Work to do ▸ Take every line from the listing below that includes "title" and copy it.

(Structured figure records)
===

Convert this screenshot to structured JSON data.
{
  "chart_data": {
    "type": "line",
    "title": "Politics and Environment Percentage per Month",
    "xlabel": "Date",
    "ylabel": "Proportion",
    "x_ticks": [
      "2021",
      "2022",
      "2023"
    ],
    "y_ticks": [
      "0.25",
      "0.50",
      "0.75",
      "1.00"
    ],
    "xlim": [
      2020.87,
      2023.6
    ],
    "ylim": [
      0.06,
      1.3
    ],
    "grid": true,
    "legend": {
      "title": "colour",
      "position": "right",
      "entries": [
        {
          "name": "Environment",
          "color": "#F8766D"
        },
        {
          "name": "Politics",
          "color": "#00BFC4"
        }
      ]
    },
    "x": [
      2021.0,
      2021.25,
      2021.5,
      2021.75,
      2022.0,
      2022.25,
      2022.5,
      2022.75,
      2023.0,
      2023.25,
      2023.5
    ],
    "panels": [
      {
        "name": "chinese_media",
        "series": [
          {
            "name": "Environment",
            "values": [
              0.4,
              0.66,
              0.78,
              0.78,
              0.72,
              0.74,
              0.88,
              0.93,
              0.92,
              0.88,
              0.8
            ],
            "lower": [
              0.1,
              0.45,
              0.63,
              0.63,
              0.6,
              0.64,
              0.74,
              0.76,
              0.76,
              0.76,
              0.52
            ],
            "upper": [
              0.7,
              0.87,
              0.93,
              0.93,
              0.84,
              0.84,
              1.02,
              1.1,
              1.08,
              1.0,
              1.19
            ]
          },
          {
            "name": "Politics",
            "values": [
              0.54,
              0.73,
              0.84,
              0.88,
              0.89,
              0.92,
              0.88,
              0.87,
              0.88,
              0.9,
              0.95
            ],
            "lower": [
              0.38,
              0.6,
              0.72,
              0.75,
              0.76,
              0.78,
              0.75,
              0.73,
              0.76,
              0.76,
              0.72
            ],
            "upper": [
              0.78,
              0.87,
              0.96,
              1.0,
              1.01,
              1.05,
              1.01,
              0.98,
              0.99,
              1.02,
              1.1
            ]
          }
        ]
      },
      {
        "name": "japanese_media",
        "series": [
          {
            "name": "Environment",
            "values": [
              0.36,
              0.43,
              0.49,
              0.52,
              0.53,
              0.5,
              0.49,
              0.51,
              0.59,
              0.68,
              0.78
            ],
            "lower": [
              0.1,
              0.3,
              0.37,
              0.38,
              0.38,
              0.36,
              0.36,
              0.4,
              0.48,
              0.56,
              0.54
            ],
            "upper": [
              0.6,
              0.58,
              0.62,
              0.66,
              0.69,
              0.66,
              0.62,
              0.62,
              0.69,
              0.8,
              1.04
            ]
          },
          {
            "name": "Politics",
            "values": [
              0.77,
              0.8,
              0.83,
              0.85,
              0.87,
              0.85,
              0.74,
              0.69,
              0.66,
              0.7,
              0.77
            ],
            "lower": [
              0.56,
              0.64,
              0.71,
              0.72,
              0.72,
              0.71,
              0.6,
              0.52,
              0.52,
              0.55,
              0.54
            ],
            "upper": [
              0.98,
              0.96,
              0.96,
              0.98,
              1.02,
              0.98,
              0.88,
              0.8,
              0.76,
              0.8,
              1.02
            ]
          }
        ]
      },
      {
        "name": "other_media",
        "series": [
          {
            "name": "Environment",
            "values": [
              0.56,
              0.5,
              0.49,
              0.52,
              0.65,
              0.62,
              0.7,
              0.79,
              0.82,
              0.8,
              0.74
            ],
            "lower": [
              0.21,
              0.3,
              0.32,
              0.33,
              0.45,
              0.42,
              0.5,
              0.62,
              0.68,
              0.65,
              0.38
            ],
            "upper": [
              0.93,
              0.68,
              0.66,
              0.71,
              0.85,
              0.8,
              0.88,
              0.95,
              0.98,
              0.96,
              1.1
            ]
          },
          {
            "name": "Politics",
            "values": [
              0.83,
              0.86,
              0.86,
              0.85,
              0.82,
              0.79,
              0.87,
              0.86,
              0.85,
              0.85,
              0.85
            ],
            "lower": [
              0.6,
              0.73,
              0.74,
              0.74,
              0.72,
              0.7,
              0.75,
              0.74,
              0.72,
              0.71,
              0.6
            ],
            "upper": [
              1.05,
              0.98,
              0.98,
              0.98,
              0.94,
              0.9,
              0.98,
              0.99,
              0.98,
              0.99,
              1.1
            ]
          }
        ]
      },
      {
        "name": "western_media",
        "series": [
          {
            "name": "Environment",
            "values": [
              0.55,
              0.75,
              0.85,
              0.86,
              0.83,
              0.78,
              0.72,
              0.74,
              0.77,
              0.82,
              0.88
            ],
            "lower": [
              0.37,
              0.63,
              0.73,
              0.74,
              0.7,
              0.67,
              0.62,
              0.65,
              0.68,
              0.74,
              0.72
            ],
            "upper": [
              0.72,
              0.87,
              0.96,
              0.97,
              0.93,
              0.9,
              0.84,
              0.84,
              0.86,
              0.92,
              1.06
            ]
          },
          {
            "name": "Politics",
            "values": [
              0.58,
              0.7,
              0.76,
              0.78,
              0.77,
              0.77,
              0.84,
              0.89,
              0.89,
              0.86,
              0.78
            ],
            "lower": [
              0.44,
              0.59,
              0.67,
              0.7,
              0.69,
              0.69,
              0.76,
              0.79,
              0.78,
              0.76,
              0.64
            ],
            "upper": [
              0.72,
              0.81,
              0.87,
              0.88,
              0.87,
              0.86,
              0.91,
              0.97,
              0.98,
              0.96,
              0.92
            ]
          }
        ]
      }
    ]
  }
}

===

Full solution ▸
    "title": "Politics and Environment Percentage per Month",
      "title": "colour",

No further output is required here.